--- Dataset records ---
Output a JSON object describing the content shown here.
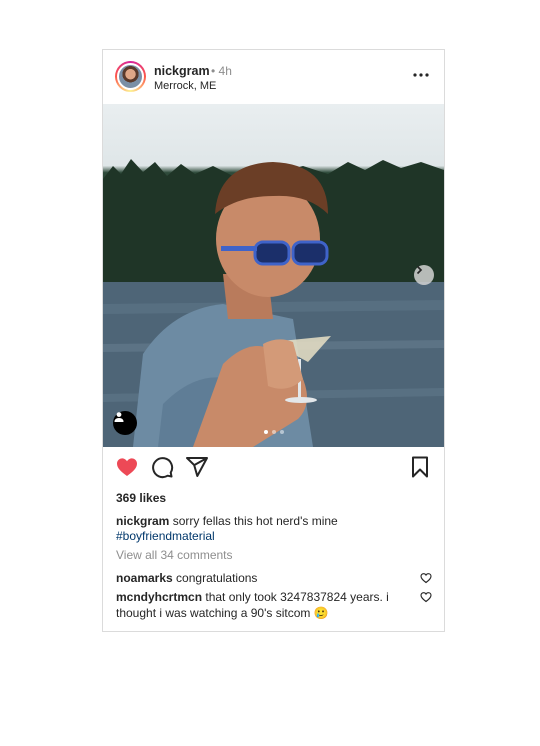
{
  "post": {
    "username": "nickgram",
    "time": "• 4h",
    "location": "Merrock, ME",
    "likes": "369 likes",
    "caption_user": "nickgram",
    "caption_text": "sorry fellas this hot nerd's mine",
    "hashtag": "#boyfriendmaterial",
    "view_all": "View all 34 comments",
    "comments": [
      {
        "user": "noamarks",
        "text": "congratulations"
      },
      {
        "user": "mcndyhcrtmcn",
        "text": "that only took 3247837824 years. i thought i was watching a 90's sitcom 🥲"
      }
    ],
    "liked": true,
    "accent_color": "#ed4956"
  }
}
* * *
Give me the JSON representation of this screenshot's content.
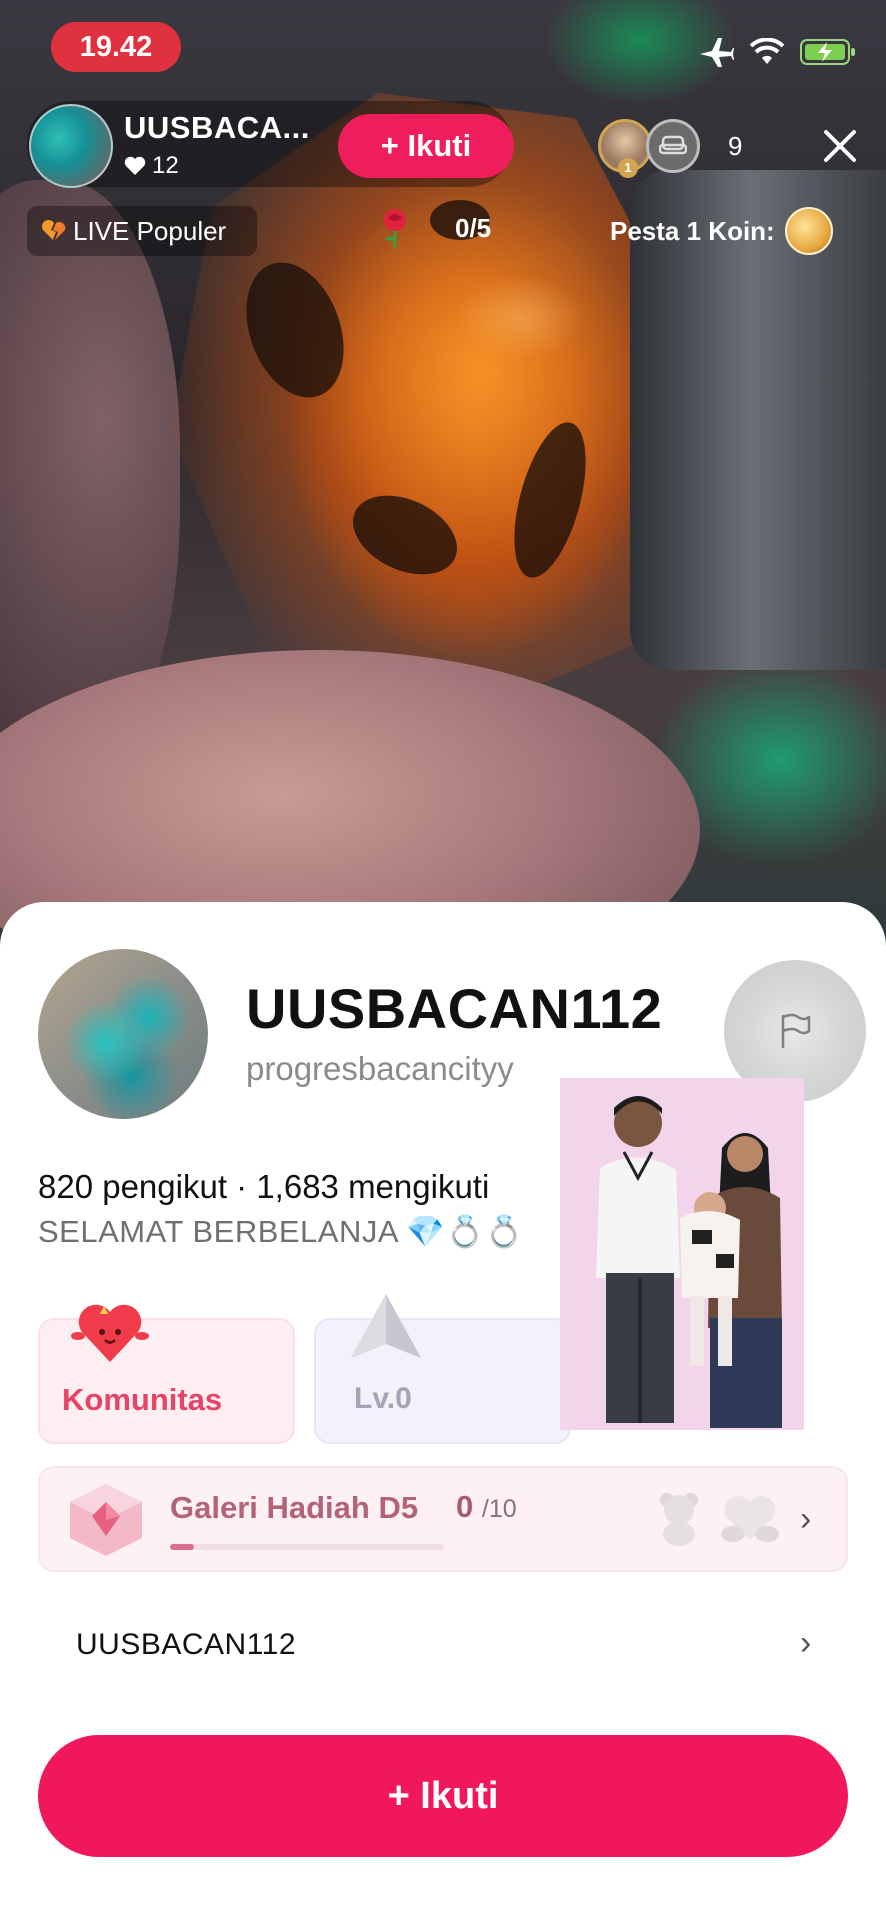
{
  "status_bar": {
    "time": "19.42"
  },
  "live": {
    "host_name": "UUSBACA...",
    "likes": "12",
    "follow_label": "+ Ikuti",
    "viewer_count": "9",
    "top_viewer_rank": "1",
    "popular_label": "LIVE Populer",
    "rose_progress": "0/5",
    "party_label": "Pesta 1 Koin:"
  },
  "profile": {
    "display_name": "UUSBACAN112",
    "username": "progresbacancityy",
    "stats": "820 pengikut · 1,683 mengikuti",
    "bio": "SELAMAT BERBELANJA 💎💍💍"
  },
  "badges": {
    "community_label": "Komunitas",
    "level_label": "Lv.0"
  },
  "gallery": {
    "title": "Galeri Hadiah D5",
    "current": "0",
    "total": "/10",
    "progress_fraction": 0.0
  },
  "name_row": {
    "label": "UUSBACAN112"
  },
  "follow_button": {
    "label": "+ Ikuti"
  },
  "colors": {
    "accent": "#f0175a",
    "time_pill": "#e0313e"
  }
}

--- What you have to do ---
From the records above, pull out each line that has "comments".

--- Solution below ---
    "view_all": "View all 34 comments",
    "comments": [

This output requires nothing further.